Problem description :: Output the material below in full, exactly as it is.

....

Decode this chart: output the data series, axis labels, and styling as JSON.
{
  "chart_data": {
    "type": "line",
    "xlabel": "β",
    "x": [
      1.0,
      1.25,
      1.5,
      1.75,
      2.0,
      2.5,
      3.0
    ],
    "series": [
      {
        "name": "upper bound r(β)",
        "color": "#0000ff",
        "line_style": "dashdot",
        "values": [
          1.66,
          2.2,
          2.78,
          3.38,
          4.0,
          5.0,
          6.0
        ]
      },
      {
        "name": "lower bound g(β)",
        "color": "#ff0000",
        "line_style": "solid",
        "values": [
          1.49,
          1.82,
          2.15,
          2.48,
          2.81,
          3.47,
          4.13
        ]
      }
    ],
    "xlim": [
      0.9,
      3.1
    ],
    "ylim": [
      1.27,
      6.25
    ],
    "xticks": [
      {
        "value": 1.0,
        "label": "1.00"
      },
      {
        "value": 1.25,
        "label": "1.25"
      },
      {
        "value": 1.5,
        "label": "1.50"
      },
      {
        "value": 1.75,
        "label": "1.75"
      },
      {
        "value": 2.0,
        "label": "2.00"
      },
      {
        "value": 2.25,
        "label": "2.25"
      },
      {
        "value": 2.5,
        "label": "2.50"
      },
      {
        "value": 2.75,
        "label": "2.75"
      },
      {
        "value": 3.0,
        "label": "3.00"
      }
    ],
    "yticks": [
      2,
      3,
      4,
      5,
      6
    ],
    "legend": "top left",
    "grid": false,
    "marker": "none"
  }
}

....

Complete response ::
Decode this chart: output the data series, axis labels, and styling as JSON.
{
  "chart_data": {
    "type": "line",
    "xlabel": "β",
    "x": [
      1.0,
      1.25,
      1.5,
      1.75,
      2.0,
      2.5,
      3.0
    ],
    "series": [
      {
        "name": "upper bound r(β)",
        "color": "#0000ff",
        "line_style": "dashdot",
        "values": [
          1.66,
          2.2,
          2.78,
          3.38,
          4.0,
          5.0,
          6.0
        ]
      },
      {
        "name": "lower bound g(β)",
        "color": "#ff0000",
        "line_style": "solid",
        "values": [
          1.49,
          1.82,
          2.15,
          2.48,
          2.81,
          3.47,
          4.13
        ]
      }
    ],
    "xlim": [
      0.9,
      3.1
    ],
    "ylim": [
      1.27,
      6.25
    ],
    "xticks": [
      {
        "value": 1.0,
        "label": "1.00"
      },
      {
        "value": 1.25,
        "label": "1.25"
      },
      {
        "value": 1.5,
        "label": "1.50"
      },
      {
        "value": 1.75,
        "label": "1.75"
      },
      {
        "value": 2.0,
        "label": "2.00"
      },
      {
        "value": 2.25,
        "label": "2.25"
      },
      {
        "value": 2.5,
        "label": "2.50"
      },
      {
        "value": 2.75,
        "label": "2.75"
      },
      {
        "value": 3.0,
        "label": "3.00"
      }
    ],
    "yticks": [
      2,
      3,
      4,
      5,
      6
    ],
    "legend": "top left",
    "grid": false,
    "marker": "none"
  }
}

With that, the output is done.